#### [Work instructions]
Wherever the word "Toolkit" appears in a line, copy that line.

#### [Records for the task]
------

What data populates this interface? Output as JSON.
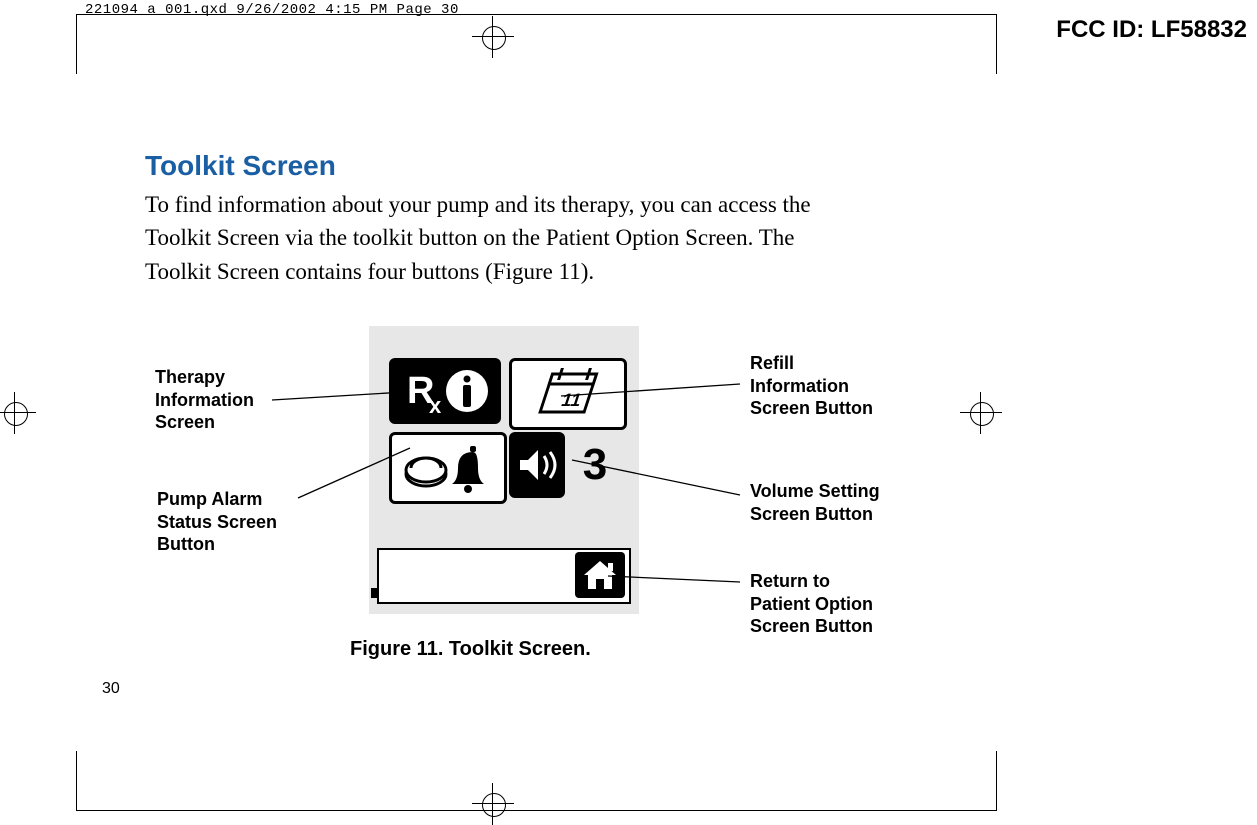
{
  "print_info": "221094_a_001.qxd  9/26/2002  4:15 PM  Page 30",
  "fcc_id": "FCC ID: LF58832",
  "title": "Toolkit Screen",
  "body_text": "To find information about your pump and its therapy, you can access the Toolkit Screen via the toolkit button on the Patient Option Screen. The Toolkit Screen contains four buttons (Figure 11).",
  "labels": {
    "therapy": "Therapy\nInformation\nScreen",
    "pump_alarm": "Pump Alarm\nStatus Screen\nButton",
    "refill": "Refill\nInformation\nScreen Button",
    "volume": "Volume Setting\nScreen Button",
    "return": "Return to\nPatient Option\nScreen Button"
  },
  "figure_caption": "Figure 11. Toolkit Screen.",
  "page_number": "30",
  "device": {
    "calendar_day": "11",
    "volume_level": "3"
  }
}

------

#### [Result below]
  "title": "Toolkit Screen",
  "body_text": "To find information about your pump and its therapy, you can access the Toolkit Screen via the toolkit button on the Patient Option Screen. The Toolkit Screen contains four buttons (Figure 11).",
  "figure_caption": "Figure 11. Toolkit Screen.",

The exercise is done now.